Stored records:
════════
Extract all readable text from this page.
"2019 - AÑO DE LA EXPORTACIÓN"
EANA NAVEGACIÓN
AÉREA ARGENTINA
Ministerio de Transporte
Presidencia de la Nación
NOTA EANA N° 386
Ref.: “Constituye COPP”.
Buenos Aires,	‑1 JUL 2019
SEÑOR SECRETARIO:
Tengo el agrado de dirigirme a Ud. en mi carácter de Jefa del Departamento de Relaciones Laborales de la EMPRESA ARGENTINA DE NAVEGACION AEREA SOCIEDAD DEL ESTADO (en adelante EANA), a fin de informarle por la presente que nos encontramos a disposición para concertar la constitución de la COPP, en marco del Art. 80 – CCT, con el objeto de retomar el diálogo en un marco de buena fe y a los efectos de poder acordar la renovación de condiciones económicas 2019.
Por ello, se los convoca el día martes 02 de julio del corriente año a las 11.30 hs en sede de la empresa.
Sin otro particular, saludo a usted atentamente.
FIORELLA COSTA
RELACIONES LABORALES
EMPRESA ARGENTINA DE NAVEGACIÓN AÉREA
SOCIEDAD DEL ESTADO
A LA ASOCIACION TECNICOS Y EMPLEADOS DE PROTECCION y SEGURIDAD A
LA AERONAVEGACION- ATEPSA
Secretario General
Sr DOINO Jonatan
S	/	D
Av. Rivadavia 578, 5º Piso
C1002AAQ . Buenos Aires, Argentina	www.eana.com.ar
════════
== Problem statement ==
Every entry above should be retyped exactly as shown.

== Worked answer ==
Extract all readable text from this page.
"2019 - AÑO DE LA EXPORTACIÓN"
EANA NAVEGACIÓN
AÉREA ARGENTINA
Ministerio de Transporte
Presidencia de la Nación
NOTA EANA N° 386
Ref.: “Constituye COPP”.
Buenos Aires,	‑1 JUL 2019
SEÑOR SECRETARIO:
Tengo el agrado de dirigirme a Ud. en mi carácter de Jefa del Departamento de Relaciones Laborales de la EMPRESA ARGENTINA DE NAVEGACION AEREA SOCIEDAD DEL ESTADO (en adelante EANA), a fin de informarle por la presente que nos encontramos a disposición para concertar la constitución de la COPP, en marco del Art. 80 – CCT, con el objeto de retomar el diálogo en un marco de buena fe y a los efectos de poder acordar la renovación de condiciones económicas 2019.
Por ello, se los convoca el día martes 02 de julio del corriente año a las 11.30 hs en sede de la empresa.
Sin otro particular, saludo a usted atentamente.
FIORELLA COSTA
RELACIONES LABORALES
EMPRESA ARGENTINA DE NAVEGACIÓN AÉREA
SOCIEDAD DEL ESTADO
A LA ASOCIACION TECNICOS Y EMPLEADOS DE PROTECCION y SEGURIDAD A
LA AERONAVEGACION- ATEPSA
Secretario General
Sr DOINO Jonatan
S	/	D
Av. Rivadavia 578, 5º Piso
C1002AAQ . Buenos Aires, Argentina	www.eana.com.ar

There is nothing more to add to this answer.